Stored data entries:
·····

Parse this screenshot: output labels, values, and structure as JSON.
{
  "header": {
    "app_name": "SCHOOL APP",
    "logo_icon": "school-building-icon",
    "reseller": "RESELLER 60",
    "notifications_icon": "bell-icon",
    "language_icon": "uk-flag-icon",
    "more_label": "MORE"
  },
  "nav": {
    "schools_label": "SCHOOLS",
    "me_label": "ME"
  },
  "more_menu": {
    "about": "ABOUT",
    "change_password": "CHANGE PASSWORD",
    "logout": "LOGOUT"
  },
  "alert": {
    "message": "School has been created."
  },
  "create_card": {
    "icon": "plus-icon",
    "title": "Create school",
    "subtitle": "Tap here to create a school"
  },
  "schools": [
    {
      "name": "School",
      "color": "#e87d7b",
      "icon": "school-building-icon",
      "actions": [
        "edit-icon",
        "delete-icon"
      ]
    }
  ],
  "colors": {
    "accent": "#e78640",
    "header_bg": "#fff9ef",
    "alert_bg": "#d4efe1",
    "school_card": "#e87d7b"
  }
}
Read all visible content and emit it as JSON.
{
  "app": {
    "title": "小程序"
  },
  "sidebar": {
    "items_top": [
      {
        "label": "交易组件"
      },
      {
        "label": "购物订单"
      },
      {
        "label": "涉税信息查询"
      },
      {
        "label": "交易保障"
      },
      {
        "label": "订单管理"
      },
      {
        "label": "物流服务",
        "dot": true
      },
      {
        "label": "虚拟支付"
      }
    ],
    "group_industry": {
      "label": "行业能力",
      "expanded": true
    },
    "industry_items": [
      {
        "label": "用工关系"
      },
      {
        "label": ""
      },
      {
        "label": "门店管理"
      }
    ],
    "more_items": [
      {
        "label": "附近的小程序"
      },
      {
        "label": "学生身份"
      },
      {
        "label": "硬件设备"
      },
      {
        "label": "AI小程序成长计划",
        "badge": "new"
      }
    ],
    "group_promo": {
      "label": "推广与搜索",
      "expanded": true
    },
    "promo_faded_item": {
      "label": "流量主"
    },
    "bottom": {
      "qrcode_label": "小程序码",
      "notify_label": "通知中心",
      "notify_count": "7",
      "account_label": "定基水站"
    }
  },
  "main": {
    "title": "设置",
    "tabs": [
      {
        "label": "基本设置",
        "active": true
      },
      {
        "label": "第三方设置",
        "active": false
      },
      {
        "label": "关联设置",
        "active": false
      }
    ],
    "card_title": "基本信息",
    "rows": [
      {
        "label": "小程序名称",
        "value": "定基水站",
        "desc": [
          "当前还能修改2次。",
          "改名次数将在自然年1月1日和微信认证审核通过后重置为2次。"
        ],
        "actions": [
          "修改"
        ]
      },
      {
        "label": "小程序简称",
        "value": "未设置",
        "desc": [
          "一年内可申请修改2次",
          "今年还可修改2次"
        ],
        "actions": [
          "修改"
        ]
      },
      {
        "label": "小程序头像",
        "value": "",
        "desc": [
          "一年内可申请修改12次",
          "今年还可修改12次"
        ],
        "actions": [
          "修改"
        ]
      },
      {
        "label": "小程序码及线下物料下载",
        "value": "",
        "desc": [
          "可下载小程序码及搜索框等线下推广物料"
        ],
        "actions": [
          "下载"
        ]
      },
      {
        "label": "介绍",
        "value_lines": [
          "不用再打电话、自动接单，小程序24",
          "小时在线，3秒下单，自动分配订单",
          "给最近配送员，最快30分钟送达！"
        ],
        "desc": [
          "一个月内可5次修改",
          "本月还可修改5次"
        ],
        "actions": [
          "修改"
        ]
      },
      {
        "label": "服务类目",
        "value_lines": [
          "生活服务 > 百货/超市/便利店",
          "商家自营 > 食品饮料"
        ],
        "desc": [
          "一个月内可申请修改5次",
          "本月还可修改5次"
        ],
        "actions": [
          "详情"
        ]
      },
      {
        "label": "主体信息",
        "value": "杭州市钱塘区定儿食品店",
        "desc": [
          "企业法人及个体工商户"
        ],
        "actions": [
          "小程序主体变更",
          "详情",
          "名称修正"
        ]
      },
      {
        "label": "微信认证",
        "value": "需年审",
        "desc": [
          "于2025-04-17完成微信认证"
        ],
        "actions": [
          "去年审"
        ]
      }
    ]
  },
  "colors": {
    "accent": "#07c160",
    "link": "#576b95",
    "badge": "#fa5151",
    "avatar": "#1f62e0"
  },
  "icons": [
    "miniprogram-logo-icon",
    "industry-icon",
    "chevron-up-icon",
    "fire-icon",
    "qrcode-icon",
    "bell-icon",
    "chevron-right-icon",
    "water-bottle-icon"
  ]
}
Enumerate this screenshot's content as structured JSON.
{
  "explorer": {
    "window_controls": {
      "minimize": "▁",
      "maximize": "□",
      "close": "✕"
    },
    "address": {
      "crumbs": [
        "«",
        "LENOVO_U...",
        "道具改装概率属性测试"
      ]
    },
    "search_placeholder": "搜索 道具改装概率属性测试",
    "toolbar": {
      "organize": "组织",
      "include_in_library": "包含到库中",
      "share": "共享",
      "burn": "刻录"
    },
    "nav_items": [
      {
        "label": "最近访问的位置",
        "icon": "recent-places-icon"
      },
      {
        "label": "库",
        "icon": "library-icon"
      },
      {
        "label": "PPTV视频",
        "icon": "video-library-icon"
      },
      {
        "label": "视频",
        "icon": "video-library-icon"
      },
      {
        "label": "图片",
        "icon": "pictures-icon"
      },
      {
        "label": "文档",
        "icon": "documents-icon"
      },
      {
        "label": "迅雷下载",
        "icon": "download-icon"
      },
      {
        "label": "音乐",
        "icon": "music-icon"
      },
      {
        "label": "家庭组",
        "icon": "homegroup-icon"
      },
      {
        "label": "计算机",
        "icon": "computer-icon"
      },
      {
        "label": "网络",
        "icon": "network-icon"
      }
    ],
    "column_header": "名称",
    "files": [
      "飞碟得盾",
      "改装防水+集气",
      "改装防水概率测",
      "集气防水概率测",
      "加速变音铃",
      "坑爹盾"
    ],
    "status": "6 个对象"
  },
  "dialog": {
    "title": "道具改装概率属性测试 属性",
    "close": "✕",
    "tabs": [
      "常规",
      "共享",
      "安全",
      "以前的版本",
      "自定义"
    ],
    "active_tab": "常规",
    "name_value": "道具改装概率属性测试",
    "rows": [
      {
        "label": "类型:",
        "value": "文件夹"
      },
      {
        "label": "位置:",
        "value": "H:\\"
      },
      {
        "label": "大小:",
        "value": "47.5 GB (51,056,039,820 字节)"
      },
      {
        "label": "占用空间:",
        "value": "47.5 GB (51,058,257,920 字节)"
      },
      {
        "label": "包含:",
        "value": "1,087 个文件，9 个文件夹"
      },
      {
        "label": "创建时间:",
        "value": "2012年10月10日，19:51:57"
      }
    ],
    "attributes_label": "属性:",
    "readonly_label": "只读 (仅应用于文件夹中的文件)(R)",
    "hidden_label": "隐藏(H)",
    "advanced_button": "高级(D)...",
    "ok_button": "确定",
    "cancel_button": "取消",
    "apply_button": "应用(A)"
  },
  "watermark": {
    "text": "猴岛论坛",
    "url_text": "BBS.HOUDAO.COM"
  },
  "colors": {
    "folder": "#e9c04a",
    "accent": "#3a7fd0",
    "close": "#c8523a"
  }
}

·····

Your instructions: Give back the data above exactly as it appears.

Complete response:
Parse this screenshot: output labels, values, and structure as JSON.
{
  "header": {
    "app_name": "SCHOOL APP",
    "logo_icon": "school-building-icon",
    "reseller": "RESELLER 60",
    "notifications_icon": "bell-icon",
    "language_icon": "uk-flag-icon",
    "more_label": "MORE"
  },
  "nav": {
    "schools_label": "SCHOOLS",
    "me_label": "ME"
  },
  "more_menu": {
    "about": "ABOUT",
    "change_password": "CHANGE PASSWORD",
    "logout": "LOGOUT"
  },
  "alert": {
    "message": "School has been created."
  },
  "create_card": {
    "icon": "plus-icon",
    "title": "Create school",
    "subtitle": "Tap here to create a school"
  },
  "schools": [
    {
      "name": "School",
      "color": "#e87d7b",
      "icon": "school-building-icon",
      "actions": [
        "edit-icon",
        "delete-icon"
      ]
    }
  ],
  "colors": {
    "accent": "#e78640",
    "header_bg": "#fff9ef",
    "alert_bg": "#d4efe1",
    "school_card": "#e87d7b"
  }
}
Read all visible content and emit it as JSON.
{
  "app": {
    "title": "小程序"
  },
  "sidebar": {
    "items_top": [
      {
        "label": "交易组件"
      },
      {
        "label": "购物订单"
      },
      {
        "label": "涉税信息查询"
      },
      {
        "label": "交易保障"
      },
      {
        "label": "订单管理"
      },
      {
        "label": "物流服务",
        "dot": true
      },
      {
        "label": "虚拟支付"
      }
    ],
    "group_industry": {
      "label": "行业能力",
      "expanded": true
    },
    "industry_items": [
      {
        "label": "用工关系"
      },
      {
        "label": ""
      },
      {
        "label": "门店管理"
      }
    ],
    "more_items": [
      {
        "label": "附近的小程序"
      },
      {
        "label": "学生身份"
      },
      {
        "label": "硬件设备"
      },
      {
        "label": "AI小程序成长计划",
        "badge": "new"
      }
    ],
    "group_promo": {
      "label": "推广与搜索",
      "expanded": true
    },
    "promo_faded_item": {
      "label": "流量主"
    },
    "bottom": {
      "qrcode_label": "小程序码",
      "notify_label": "通知中心",
      "notify_count": "7",
      "account_label": "定基水站"
    }
  },
  "main": {
    "title": "设置",
    "tabs": [
      {
        "label": "基本设置",
        "active": true
      },
      {
        "label": "第三方设置",
        "active": false
      },
      {
        "label": "关联设置",
        "active": false
      }
    ],
    "card_title": "基本信息",
    "rows": [
      {
        "label": "小程序名称",
        "value": "定基水站",
        "desc": [
          "当前还能修改2次。",
          "改名次数将在自然年1月1日和微信认证审核通过后重置为2次。"
        ],
        "actions": [
          "修改"
        ]
      },
      {
        "label": "小程序简称",
        "value": "未设置",
        "desc": [
          "一年内可申请修改2次",
          "今年还可修改2次"
        ],
        "actions": [
          "修改"
        ]
      },
      {
        "label": "小程序头像",
        "value": "",
        "desc": [
          "一年内可申请修改12次",
          "今年还可修改12次"
        ],
        "actions": [
          "修改"
        ]
      },
      {
        "label": "小程序码及线下物料下载",
        "value": "",
        "desc": [
          "可下载小程序码及搜索框等线下推广物料"
        ],
        "actions": [
          "下载"
        ]
      },
      {
        "label": "介绍",
        "value_lines": [
          "不用再打电话、自动接单，小程序24",
          "小时在线，3秒下单，自动分配订单",
          "给最近配送员，最快30分钟送达！"
        ],
        "desc": [
          "一个月内可5次修改",
          "本月还可修改5次"
        ],
        "actions": [
          "修改"
        ]
      },
      {
        "label": "服务类目",
        "value_lines": [
          "生活服务 > 百货/超市/便利店",
          "商家自营 > 食品饮料"
        ],
        "desc": [
          "一个月内可申请修改5次",
          "本月还可修改5次"
        ],
        "actions": [
          "详情"
        ]
      },
      {
        "label": "主体信息",
        "value": "杭州市钱塘区定儿食品店",
        "desc": [
          "企业法人及个体工商户"
        ],
        "actions": [
          "小程序主体变更",
          "详情",
          "名称修正"
        ]
      },
      {
        "label": "微信认证",
        "value": "需年审",
        "desc": [
          "于2025-04-17完成微信认证"
        ],
        "actions": [
          "去年审"
        ]
      }
    ]
  },
  "colors": {
    "accent": "#07c160",
    "link": "#576b95",
    "badge": "#fa5151",
    "avatar": "#1f62e0"
  },
  "icons": [
    "miniprogram-logo-icon",
    "industry-icon",
    "chevron-up-icon",
    "fire-icon",
    "qrcode-icon",
    "bell-icon",
    "chevron-right-icon",
    "water-bottle-icon"
  ]
}
Enumerate this screenshot's content as structured JSON.
{
  "explorer": {
    "window_controls": {
      "minimize": "▁",
      "maximize": "□",
      "close": "✕"
    },
    "address": {
      "crumbs": [
        "«",
        "LENOVO_U...",
        "道具改装概率属性测试"
      ]
    },
    "search_placeholder": "搜索 道具改装概率属性测试",
    "toolbar": {
      "organize": "组织",
      "include_in_library": "包含到库中",
      "share": "共享",
      "burn": "刻录"
    },
    "nav_items": [
      {
        "label": "最近访问的位置",
        "icon": "recent-places-icon"
      },
      {
        "label": "库",
        "icon": "library-icon"
      },
      {
        "label": "PPTV视频",
        "icon": "video-library-icon"
      },
      {
        "label": "视频",
        "icon": "video-library-icon"
      },
      {
        "label": "图片",
        "icon": "pictures-icon"
      },
      {
        "label": "文档",
        "icon": "documents-icon"
      },
      {
        "label": "迅雷下载",
        "icon": "download-icon"
      },
      {
        "label": "音乐",
        "icon": "music-icon"
      },
      {
        "label": "家庭组",
        "icon": "homegroup-icon"
      },
      {
        "label": "计算机",
        "icon": "computer-icon"
      },
      {
        "label": "网络",
        "icon": "network-icon"
      }
    ],
    "column_header": "名称",
    "files": [
      "飞碟得盾",
      "改装防水+集气",
      "改装防水概率测",
      "集气防水概率测",
      "加速变音铃",
      "坑爹盾"
    ],
    "status": "6 个对象"
  },
  "dialog": {
    "title": "道具改装概率属性测试 属性",
    "close": "✕",
    "tabs": [
      "常规",
      "共享",
      "安全",
      "以前的版本",
      "自定义"
    ],
    "active_tab": "常规",
    "name_value": "道具改装概率属性测试",
    "rows": [
      {
        "label": "类型:",
        "value": "文件夹"
      },
      {
        "label": "位置:",
        "value": "H:\\"
      },
      {
        "label": "大小:",
        "value": "47.5 GB (51,056,039,820 字节)"
      },
      {
        "label": "占用空间:",
        "value": "47.5 GB (51,058,257,920 字节)"
      },
      {
        "label": "包含:",
        "value": "1,087 个文件，9 个文件夹"
      },
      {
        "label": "创建时间:",
        "value": "2012年10月10日，19:51:57"
      }
    ],
    "attributes_label": "属性:",
    "readonly_label": "只读 (仅应用于文件夹中的文件)(R)",
    "hidden_label": "隐藏(H)",
    "advanced_button": "高级(D)...",
    "ok_button": "确定",
    "cancel_button": "取消",
    "apply_button": "应用(A)"
  },
  "watermark": {
    "text": "猴岛论坛",
    "url_text": "BBS.HOUDAO.COM"
  },
  "colors": {
    "folder": "#e9c04a",
    "accent": "#3a7fd0",
    "close": "#c8523a"
  }
}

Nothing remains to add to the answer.